(Stored data)
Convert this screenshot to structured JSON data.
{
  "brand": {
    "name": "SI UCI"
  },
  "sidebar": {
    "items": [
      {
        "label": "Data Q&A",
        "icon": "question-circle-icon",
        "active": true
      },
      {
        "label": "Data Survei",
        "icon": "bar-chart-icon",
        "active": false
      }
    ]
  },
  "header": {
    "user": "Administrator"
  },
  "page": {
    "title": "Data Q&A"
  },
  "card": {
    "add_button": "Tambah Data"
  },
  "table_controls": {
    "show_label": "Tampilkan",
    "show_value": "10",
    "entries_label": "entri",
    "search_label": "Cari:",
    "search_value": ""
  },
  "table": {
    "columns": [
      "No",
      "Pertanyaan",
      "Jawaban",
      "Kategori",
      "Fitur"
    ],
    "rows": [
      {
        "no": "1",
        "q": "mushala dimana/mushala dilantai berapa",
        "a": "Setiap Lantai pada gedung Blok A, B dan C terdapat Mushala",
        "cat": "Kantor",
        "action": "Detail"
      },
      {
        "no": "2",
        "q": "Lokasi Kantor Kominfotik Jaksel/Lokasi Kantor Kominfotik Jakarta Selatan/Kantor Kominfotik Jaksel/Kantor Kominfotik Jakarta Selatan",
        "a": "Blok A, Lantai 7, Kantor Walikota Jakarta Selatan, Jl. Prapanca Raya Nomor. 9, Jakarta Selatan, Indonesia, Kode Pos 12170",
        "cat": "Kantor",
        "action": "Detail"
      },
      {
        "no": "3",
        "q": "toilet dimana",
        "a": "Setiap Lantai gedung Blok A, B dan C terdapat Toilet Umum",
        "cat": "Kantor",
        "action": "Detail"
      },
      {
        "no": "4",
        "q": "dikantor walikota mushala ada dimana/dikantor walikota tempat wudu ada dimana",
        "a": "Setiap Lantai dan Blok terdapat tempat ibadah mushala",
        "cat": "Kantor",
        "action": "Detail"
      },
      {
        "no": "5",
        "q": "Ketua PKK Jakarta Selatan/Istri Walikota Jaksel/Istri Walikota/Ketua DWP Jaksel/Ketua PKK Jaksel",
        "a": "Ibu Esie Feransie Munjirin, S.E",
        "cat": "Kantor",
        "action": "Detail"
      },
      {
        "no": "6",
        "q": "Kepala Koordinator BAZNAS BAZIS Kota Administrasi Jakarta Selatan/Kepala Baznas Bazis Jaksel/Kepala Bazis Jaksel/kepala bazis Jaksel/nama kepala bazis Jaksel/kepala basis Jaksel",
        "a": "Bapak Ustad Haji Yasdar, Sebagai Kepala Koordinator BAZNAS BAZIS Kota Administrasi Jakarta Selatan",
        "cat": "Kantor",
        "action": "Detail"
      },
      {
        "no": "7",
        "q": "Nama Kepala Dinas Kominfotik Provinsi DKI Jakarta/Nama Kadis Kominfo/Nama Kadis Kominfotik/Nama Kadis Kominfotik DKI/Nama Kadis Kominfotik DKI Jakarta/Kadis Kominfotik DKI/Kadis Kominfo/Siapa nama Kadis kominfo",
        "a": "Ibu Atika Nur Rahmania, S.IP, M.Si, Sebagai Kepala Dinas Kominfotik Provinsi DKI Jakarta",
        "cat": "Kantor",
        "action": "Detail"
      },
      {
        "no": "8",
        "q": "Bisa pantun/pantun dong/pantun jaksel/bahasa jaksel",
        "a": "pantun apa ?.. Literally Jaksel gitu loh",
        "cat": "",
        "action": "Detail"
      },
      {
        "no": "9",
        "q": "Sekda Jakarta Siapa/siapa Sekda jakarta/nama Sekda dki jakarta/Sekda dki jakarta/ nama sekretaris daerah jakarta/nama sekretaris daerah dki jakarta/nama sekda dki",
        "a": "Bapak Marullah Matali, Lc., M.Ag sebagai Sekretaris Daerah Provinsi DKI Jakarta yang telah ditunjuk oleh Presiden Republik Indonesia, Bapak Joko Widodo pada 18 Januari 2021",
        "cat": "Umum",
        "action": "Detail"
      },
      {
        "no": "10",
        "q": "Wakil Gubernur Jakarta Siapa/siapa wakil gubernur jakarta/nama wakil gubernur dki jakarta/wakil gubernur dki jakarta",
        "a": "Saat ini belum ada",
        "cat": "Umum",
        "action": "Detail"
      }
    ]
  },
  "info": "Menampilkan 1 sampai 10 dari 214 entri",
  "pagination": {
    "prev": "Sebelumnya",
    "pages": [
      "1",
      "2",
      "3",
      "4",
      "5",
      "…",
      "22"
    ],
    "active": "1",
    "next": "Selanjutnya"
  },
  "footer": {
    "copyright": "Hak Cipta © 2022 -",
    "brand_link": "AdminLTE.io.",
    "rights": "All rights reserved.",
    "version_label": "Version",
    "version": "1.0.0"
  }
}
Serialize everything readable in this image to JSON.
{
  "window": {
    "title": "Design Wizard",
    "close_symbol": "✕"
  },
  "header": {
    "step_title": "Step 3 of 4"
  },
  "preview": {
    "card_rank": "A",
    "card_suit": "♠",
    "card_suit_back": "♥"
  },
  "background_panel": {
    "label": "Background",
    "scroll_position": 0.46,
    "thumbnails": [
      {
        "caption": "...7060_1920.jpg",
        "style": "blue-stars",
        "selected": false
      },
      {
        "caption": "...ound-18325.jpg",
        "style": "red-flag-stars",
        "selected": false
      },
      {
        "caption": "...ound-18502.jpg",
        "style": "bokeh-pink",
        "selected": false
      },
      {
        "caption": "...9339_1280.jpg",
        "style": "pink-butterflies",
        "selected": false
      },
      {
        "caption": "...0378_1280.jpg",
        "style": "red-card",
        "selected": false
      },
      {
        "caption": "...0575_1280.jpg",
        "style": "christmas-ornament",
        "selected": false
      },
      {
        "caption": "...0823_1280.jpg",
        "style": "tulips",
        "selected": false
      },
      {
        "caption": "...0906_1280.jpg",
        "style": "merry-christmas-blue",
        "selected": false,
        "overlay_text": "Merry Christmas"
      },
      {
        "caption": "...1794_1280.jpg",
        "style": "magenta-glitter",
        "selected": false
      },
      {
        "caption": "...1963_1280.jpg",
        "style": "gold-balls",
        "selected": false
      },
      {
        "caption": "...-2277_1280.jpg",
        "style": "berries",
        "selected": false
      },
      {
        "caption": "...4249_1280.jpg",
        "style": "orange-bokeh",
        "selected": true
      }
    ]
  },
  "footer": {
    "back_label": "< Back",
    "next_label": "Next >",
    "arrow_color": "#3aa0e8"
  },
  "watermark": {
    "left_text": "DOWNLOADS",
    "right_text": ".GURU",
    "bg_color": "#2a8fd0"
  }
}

Objective — In the listing, find all lines with the string "terdapat" and copy them.

Finished task —
        "a": "Setiap Lantai pada gedung Blok A, B dan C terdapat Mushala",
        "a": "Setiap Lantai gedung Blok A, B dan C terdapat Toilet Umum",
        "a": "Setiap Lantai dan Blok terdapat tempat ibadah mushala",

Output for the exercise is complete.